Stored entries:
════════
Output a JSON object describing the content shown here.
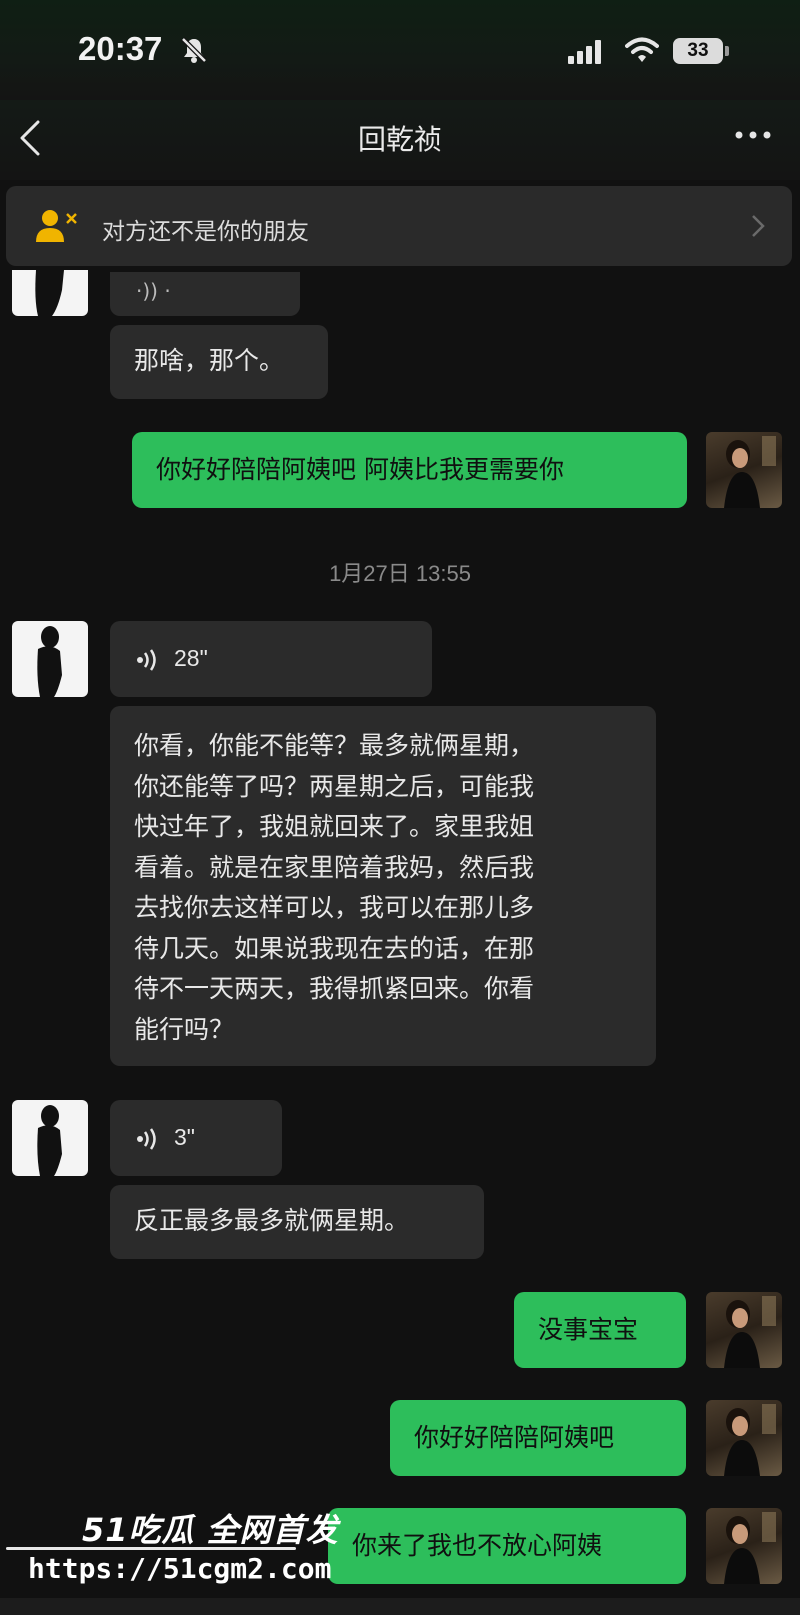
{
  "status_bar": {
    "time": "20:37",
    "battery": "33",
    "icons": [
      "bell-slash-icon",
      "signal-icon",
      "wifi-icon",
      "battery-icon"
    ]
  },
  "nav": {
    "title": "回乾祯",
    "back_icon": "chevron-left-icon",
    "more_icon": "ellipsis-icon"
  },
  "notice": {
    "text": "对方还不是你的朋友",
    "icon": "person-x-icon",
    "accent_color": "#f0b400"
  },
  "messages": {
    "m1_partial": "·)) ·",
    "m2": "那啥，那个。",
    "m3": "你好好陪陪阿姨吧 阿姨比我更需要你",
    "timestamp": "1月27日 13:55",
    "voice1": "28\"",
    "m4_lines": [
      "你看，你能不能等？最多就俩星期，",
      "你还能等了吗？两星期之后，可能我",
      "快过年了，我姐就回来了。家里我姐",
      "看着。就是在家里陪着我妈，然后我",
      "去找你去这样可以，我可以在那儿多",
      "待几天。如果说我现在去的话，在那",
      "待不一天两天，我得抓紧回来。你看",
      "能行吗？"
    ],
    "voice2": "3\"",
    "m5": "反正最多最多就俩星期。",
    "m6": "没事宝宝",
    "m7": "你好好陪陪阿姨吧",
    "m8": "你来了我也不放心阿姨"
  },
  "colors": {
    "background": "#111111",
    "incoming_bubble": "#2b2b2b",
    "outgoing_bubble": "#2dbe5b"
  },
  "watermark": {
    "brand": "51吃瓜 全网首发",
    "url": "https://51cgm2.com"
  }
}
════════
* **Task directions**
Retype the entries word for word. Omit any images.

* **Exercise response**
Output a JSON object describing the content shown here.
{
  "status_bar": {
    "time": "20:37",
    "battery": "33",
    "icons": [
      "bell-slash-icon",
      "signal-icon",
      "wifi-icon",
      "battery-icon"
    ]
  },
  "nav": {
    "title": "回乾祯",
    "back_icon": "chevron-left-icon",
    "more_icon": "ellipsis-icon"
  },
  "notice": {
    "text": "对方还不是你的朋友",
    "icon": "person-x-icon",
    "accent_color": "#f0b400"
  },
  "messages": {
    "m1_partial": "·)) ·",
    "m2": "那啥，那个。",
    "m3": "你好好陪陪阿姨吧 阿姨比我更需要你",
    "timestamp": "1月27日 13:55",
    "voice1": "28\"",
    "m4_lines": [
      "你看，你能不能等？最多就俩星期，",
      "你还能等了吗？两星期之后，可能我",
      "快过年了，我姐就回来了。家里我姐",
      "看着。就是在家里陪着我妈，然后我",
      "去找你去这样可以，我可以在那儿多",
      "待几天。如果说我现在去的话，在那",
      "待不一天两天，我得抓紧回来。你看",
      "能行吗？"
    ],
    "voice2": "3\"",
    "m5": "反正最多最多就俩星期。",
    "m6": "没事宝宝",
    "m7": "你好好陪陪阿姨吧",
    "m8": "你来了我也不放心阿姨"
  },
  "colors": {
    "background": "#111111",
    "incoming_bubble": "#2b2b2b",
    "outgoing_bubble": "#2dbe5b"
  },
  "watermark": {
    "brand": "51吃瓜 全网首发",
    "url": "https://51cgm2.com"
  }
}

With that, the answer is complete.